Say only how many lines contain the word "kamu".

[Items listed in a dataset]
--- begin ---

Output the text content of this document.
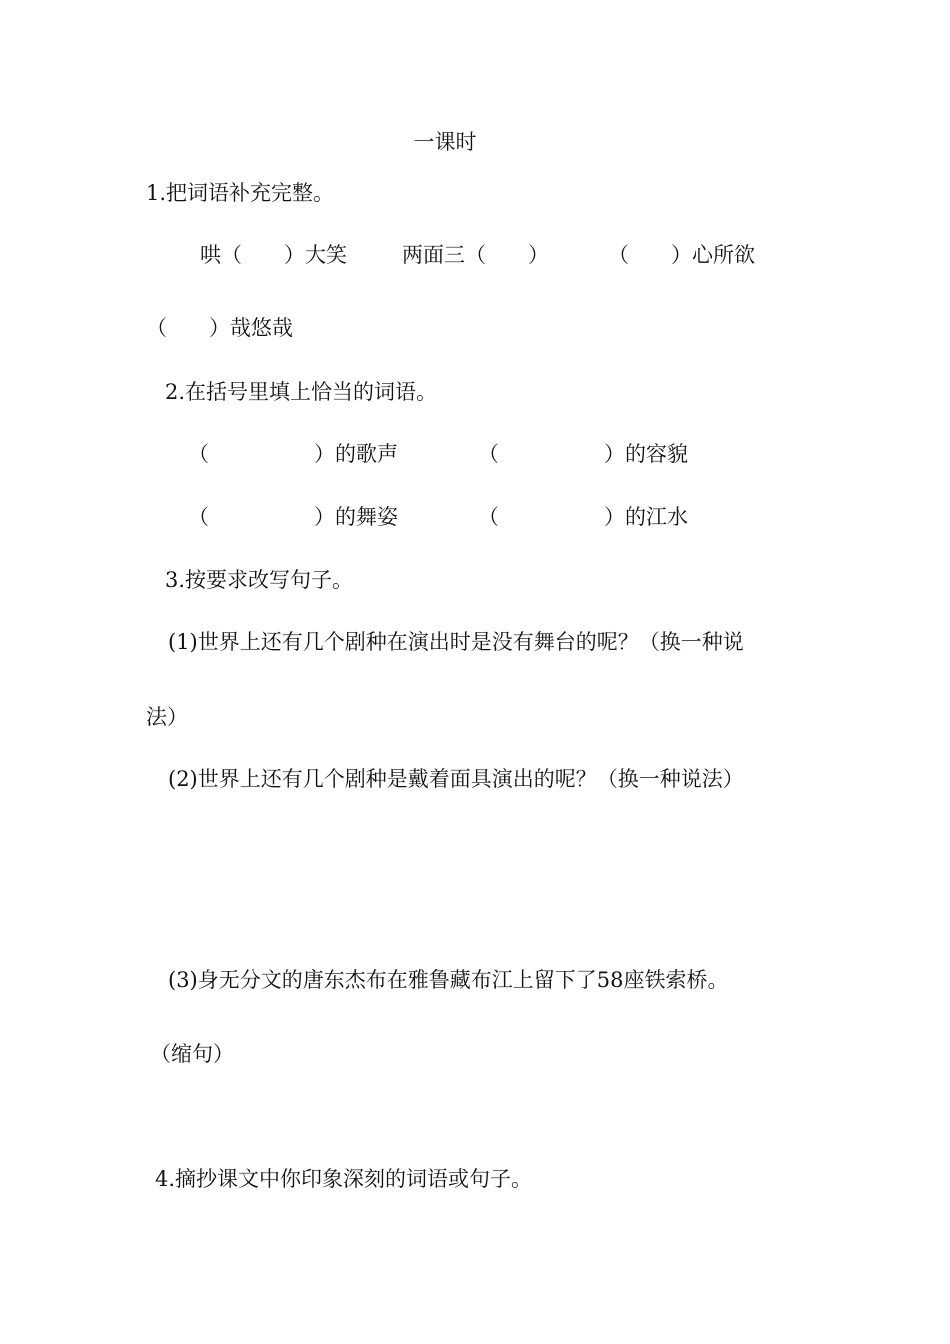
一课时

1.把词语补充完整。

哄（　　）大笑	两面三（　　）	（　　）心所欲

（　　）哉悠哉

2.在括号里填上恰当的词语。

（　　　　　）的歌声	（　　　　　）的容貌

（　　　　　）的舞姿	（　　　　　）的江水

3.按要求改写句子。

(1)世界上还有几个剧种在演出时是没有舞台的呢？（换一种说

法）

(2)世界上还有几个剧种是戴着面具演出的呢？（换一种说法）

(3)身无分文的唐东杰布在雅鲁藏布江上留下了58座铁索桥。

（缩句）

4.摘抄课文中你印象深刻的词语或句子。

--- end ---
--- begin ---

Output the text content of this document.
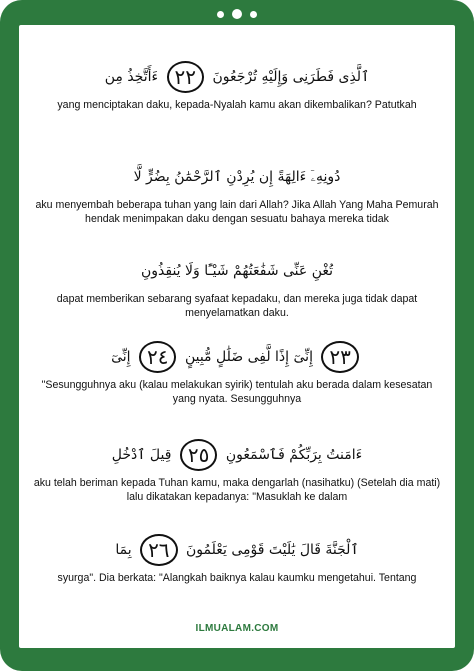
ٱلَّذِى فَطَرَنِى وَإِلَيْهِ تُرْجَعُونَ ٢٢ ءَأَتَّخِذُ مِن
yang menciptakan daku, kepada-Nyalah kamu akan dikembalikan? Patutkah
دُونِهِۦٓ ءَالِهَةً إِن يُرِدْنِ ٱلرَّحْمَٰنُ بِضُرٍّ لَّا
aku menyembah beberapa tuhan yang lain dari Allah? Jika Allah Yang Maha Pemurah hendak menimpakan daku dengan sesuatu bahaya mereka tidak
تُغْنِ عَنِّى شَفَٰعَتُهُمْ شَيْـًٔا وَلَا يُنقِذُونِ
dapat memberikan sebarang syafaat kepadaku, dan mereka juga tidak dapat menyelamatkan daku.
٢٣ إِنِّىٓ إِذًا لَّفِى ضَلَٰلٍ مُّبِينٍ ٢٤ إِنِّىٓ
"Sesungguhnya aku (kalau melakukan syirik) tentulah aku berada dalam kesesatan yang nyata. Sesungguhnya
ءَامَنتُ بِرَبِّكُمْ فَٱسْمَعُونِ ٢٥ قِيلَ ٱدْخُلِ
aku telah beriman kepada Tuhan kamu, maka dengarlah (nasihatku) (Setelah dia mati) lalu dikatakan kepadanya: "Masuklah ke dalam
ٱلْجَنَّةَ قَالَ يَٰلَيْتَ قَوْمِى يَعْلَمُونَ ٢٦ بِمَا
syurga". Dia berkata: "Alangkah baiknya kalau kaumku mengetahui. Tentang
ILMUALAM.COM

--- end ---

■ Answer to this problem
2